# WHAT THIS TASK INVOLVES
Could you copy the lines below word for word, without the pictures?

'''

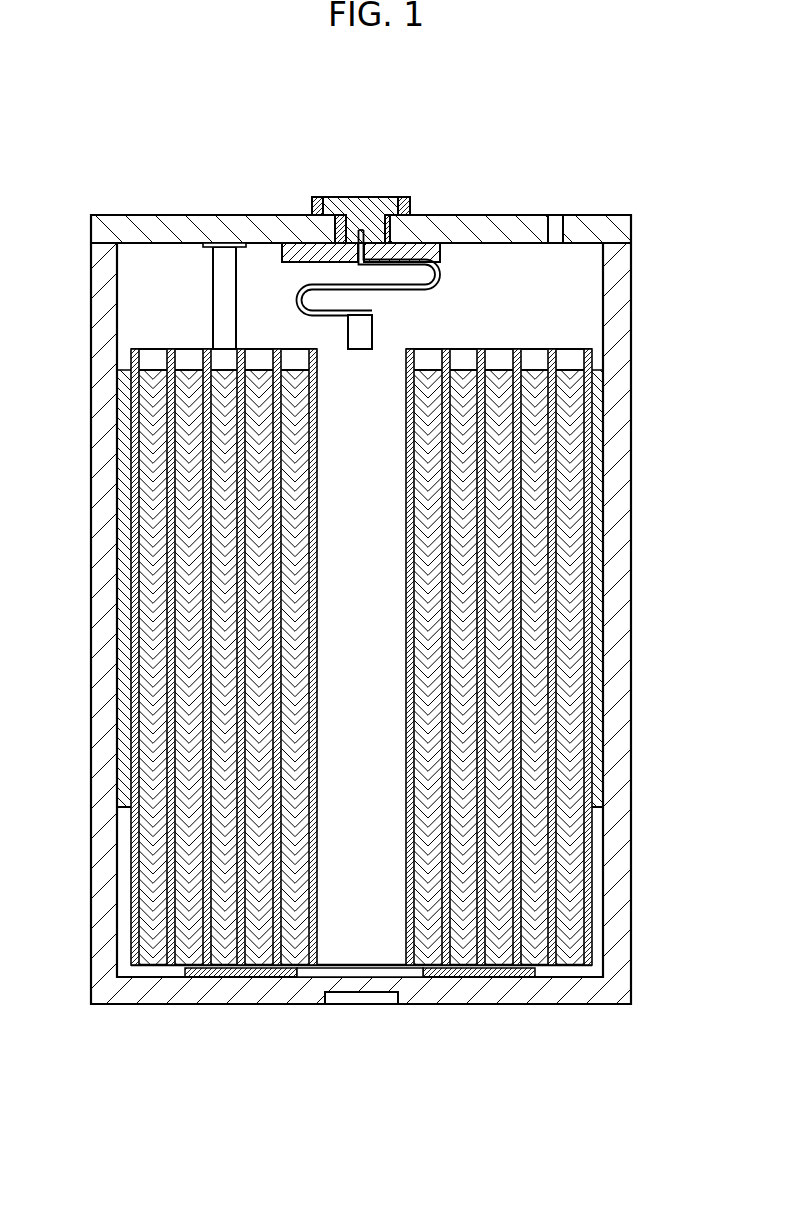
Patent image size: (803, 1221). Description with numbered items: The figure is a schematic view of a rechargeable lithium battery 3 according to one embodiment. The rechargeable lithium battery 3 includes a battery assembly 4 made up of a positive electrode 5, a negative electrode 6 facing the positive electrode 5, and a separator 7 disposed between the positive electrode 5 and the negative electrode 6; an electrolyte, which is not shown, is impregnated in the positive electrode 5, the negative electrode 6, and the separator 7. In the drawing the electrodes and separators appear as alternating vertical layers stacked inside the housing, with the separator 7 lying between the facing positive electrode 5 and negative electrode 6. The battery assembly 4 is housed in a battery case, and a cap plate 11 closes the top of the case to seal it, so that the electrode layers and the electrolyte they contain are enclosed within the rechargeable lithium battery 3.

The rechargeable lithium battery 3 is at (645, 372).
The electrode assembly 4 is at (496, 333).
The positive electrode 5 is at (107, 347).
The negative electrode 6 is at (192, 872).
The separator 7 is at (172, 923).
The cap plate 11 is at (474, 228).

'''

# ANSWER TO THIS EXERCISE
Patent image size: (803, 1221). Description with numbered items: The figure is a schematic view of a rechargeable lithium battery 3 according to one embodiment. The rechargeable lithium battery 3 includes a battery assembly 4 made up of a positive electrode 5, a negative electrode 6 facing the positive electrode 5, and a separator 7 disposed between the positive electrode 5 and the negative electrode 6; an electrolyte, which is not shown, is impregnated in the positive electrode 5, the negative electrode 6, and the separator 7. In the drawing the electrodes and separators appear as alternating vertical layers stacked inside the housing, with the separator 7 lying between the facing positive electrode 5 and negative electrode 6. The battery assembly 4 is housed in a battery case, and a cap plate 11 closes the top of the case to seal it, so that the electrode layers and the electrolyte they contain are enclosed within the rechargeable lithium battery 3.

The rechargeable lithium battery 3 is at (645, 372).
The electrode assembly 4 is at (496, 333).
The positive electrode 5 is at (107, 347).
The negative electrode 6 is at (192, 872).
The separator 7 is at (172, 923).
The cap plate 11 is at (474, 228).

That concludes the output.